The task » Look for "Anna" in the listing below. Gather each line that contains it.

Exercise input »
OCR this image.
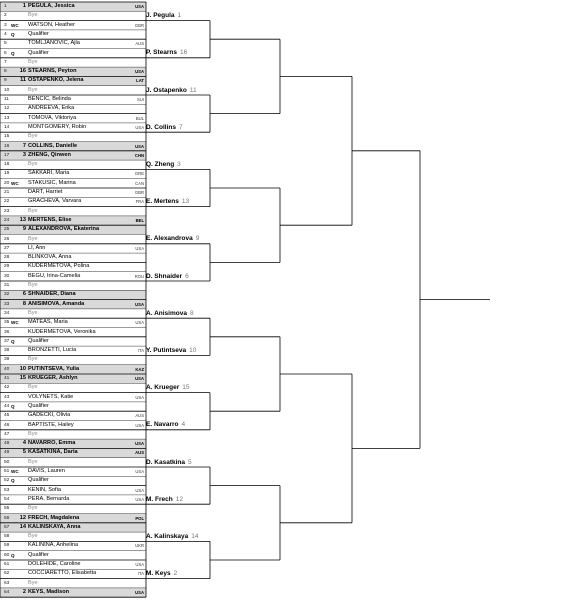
1	1 PEGULA, Jessica	USA
2	Bye
3 WC	WATSON, Heather	GBR
4 Q	Qualifier
5	TOMLJANOVIC, Ajla	AUS
6 Q	Qualifier
7	Bye
8	16 STEARNS, Peyton	USA
9	11 OSTAPENKO, Jelena	LAT
10	Bye
11	BENCIC, Belinda	SUI
12	ANDREEVA, Erika
13	TOMOVA, Viktoriya	BUL
14	MONTGOMERY, Robin	USA
15	Bye
16	7 COLLINS, Danielle	USA
17	3 ZHENG, Qinwen	CHN
18	Bye
19	SAKKARI, Maria	GRE
20 WC	STAKUSIC, Marina	CAN
21	DART, Harriet	GBR
22	GRACHEVA, Varvara	FRA
23	Bye
24	13 MERTENS, Elise	BEL
25	9 ALEXANDROVA, Ekaterina
26	Bye
27	LI, Ann	USA
28	BLINKOVA, Anna
29	KUDERMETOVA, Polina
30	BEGU, Irina-Camelia	ROU
31	Bye
32	6 SHNAIDER, Diana
33	8 ANISIMOVA, Amanda	USA
34	Bye
35 WC	MATEAS, Maria	USA
36	KUDERMETOVA, Veronika
37 Q	Qualifier
38	BRONZETTI, Lucia	ITA
39	Bye
40	10 PUTINTSEVA, Yulia	KAZ
41	15 KRUEGER, Ashlyn	USA
42	Bye
43	VOLYNETS, Katie	USA
44 Q	Qualifier
45	GADECKI, Olivia	AUS
46	BAPTISTE, Hailey	USA
47	Bye
48	4 NAVARRO, Emma	USA
49	5 KASATKINA, Daria	AUS
50	Bye
51 WC	DAVIS, Lauren	USA
52 Q	Qualifier
53	KENIN, Sofia	USA
54	PERA, Bernarda	USA
55	Bye
56	12 FRECH, Magdalena	POL
57	14 KALINSKAYA, Anna
58	Bye
59	KALININA, Anhelina	UKR
60 Q	Qualifier
61	DOLEHIDE, Caroline	USA
62	COCCIARETTO, Elisabetta	ITA
63	Bye
64	2 KEYS, Madison	USA
J. Pegula 1
P. Stearns 16
J. Ostapenko 11
D. Collins 7
Q. Zheng 3
E. Mertens 13
E. Alexandrova 9
D. Shnaider 6
A. Anisimova 8
Y. Putintseva 10
A. Krueger 15
E. Navarro 4
D. Kasatkina 5
M. Frech 12
A. Kalinskaya 14
M. Keys 2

Result for this exercise »
28	BLINKOVA, Anna
57	14 KALINSKAYA, Anna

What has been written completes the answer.